[BEGIN Data extract]

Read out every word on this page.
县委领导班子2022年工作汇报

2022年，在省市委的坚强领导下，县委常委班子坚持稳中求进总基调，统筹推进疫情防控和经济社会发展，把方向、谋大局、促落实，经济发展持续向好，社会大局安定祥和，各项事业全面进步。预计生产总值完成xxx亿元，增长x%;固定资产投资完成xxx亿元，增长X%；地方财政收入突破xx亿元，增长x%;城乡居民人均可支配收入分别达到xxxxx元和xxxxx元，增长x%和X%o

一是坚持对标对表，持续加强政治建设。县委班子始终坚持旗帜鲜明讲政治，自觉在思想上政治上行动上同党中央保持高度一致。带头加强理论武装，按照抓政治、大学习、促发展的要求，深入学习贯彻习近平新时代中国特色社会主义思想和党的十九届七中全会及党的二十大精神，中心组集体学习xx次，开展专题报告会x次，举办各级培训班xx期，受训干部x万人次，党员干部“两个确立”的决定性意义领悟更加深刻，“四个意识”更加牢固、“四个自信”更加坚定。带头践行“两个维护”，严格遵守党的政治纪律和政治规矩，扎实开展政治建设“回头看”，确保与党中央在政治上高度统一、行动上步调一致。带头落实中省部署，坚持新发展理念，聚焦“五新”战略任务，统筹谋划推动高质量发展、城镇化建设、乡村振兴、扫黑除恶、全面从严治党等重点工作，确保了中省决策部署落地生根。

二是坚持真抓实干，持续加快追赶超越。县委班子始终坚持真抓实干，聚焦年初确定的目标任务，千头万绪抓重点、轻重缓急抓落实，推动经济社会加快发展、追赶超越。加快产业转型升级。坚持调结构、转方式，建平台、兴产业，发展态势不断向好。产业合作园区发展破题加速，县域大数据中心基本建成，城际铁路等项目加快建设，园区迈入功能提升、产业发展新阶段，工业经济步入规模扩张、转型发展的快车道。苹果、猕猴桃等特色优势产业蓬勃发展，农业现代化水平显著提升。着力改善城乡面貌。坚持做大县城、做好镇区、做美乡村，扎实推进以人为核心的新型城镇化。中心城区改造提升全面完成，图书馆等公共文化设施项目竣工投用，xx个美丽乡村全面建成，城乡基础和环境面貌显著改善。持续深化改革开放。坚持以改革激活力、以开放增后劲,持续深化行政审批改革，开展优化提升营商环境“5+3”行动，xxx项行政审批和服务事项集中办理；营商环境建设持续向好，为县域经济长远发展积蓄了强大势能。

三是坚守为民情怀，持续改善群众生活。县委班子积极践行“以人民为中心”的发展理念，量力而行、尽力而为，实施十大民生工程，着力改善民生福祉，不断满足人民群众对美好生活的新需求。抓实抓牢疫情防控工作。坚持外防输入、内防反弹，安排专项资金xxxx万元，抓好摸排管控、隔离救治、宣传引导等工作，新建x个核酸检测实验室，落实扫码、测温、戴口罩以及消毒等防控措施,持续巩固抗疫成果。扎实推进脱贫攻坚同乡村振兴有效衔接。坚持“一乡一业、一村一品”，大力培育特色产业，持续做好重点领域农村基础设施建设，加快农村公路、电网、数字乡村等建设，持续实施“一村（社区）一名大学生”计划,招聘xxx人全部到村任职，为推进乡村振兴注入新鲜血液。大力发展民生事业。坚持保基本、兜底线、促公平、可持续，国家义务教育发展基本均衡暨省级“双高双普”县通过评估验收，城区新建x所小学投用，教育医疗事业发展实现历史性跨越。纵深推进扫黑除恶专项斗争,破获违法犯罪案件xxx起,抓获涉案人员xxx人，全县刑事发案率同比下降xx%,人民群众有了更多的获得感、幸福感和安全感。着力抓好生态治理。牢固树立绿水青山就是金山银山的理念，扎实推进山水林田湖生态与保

[END Data extract]

(What is required) Transcribe all the entries, keeping each one exactly as it is.

(Written response)
Read out every word on this page.
县委领导班子2022年工作汇报

2022年，在省市委的坚强领导下，县委常委班子坚持稳中求进总基调，统筹推进疫情防控和经济社会发展，把方向、谋大局、促落实，经济发展持续向好，社会大局安定祥和，各项事业全面进步。预计生产总值完成xxx亿元，增长x%;固定资产投资完成xxx亿元，增长X%；地方财政收入突破xx亿元，增长x%;城乡居民人均可支配收入分别达到xxxxx元和xxxxx元，增长x%和X%o

一是坚持对标对表，持续加强政治建设。县委班子始终坚持旗帜鲜明讲政治，自觉在思想上政治上行动上同党中央保持高度一致。带头加强理论武装，按照抓政治、大学习、促发展的要求，深入学习贯彻习近平新时代中国特色社会主义思想和党的十九届七中全会及党的二十大精神，中心组集体学习xx次，开展专题报告会x次，举办各级培训班xx期，受训干部x万人次，党员干部“两个确立”的决定性意义领悟更加深刻，“四个意识”更加牢固、“四个自信”更加坚定。带头践行“两个维护”，严格遵守党的政治纪律和政治规矩，扎实开展政治建设“回头看”，确保与党中央在政治上高度统一、行动上步调一致。带头落实中省部署，坚持新发展理念，聚焦“五新”战略任务，统筹谋划推动高质量发展、城镇化建设、乡村振兴、扫黑除恶、全面从严治党等重点工作，确保了中省决策部署落地生根。

二是坚持真抓实干，持续加快追赶超越。县委班子始终坚持真抓实干，聚焦年初确定的目标任务，千头万绪抓重点、轻重缓急抓落实，推动经济社会加快发展、追赶超越。加快产业转型升级。坚持调结构、转方式，建平台、兴产业，发展态势不断向好。产业合作园区发展破题加速，县域大数据中心基本建成，城际铁路等项目加快建设，园区迈入功能提升、产业发展新阶段，工业经济步入规模扩张、转型发展的快车道。苹果、猕猴桃等特色优势产业蓬勃发展，农业现代化水平显著提升。着力改善城乡面貌。坚持做大县城、做好镇区、做美乡村，扎实推进以人为核心的新型城镇化。中心城区改造提升全面完成，图书馆等公共文化设施项目竣工投用，xx个美丽乡村全面建成，城乡基础和环境面貌显著改善。持续深化改革开放。坚持以改革激活力、以开放增后劲,持续深化行政审批改革，开展优化提升营商环境“5+3”行动，xxx项行政审批和服务事项集中办理；营商环境建设持续向好，为县域经济长远发展积蓄了强大势能。

三是坚守为民情怀，持续改善群众生活。县委班子积极践行“以人民为中心”的发展理念，量力而行、尽力而为，实施十大民生工程，着力改善民生福祉，不断满足人民群众对美好生活的新需求。抓实抓牢疫情防控工作。坚持外防输入、内防反弹，安排专项资金xxxx万元，抓好摸排管控、隔离救治、宣传引导等工作，新建x个核酸检测实验室，落实扫码、测温、戴口罩以及消毒等防控措施,持续巩固抗疫成果。扎实推进脱贫攻坚同乡村振兴有效衔接。坚持“一乡一业、一村一品”，大力培育特色产业，持续做好重点领域农村基础设施建设，加快农村公路、电网、数字乡村等建设，持续实施“一村（社区）一名大学生”计划,招聘xxx人全部到村任职，为推进乡村振兴注入新鲜血液。大力发展民生事业。坚持保基本、兜底线、促公平、可持续，国家义务教育发展基本均衡暨省级“双高双普”县通过评估验收，城区新建x所小学投用，教育医疗事业发展实现历史性跨越。纵深推进扫黑除恶专项斗争,破获违法犯罪案件xxx起,抓获涉案人员xxx人，全县刑事发案率同比下降xx%,人民群众有了更多的获得感、幸福感和安全感。着力抓好生态治理。牢固树立绿水青山就是金山银山的理念，扎实推进山水林田湖生态与保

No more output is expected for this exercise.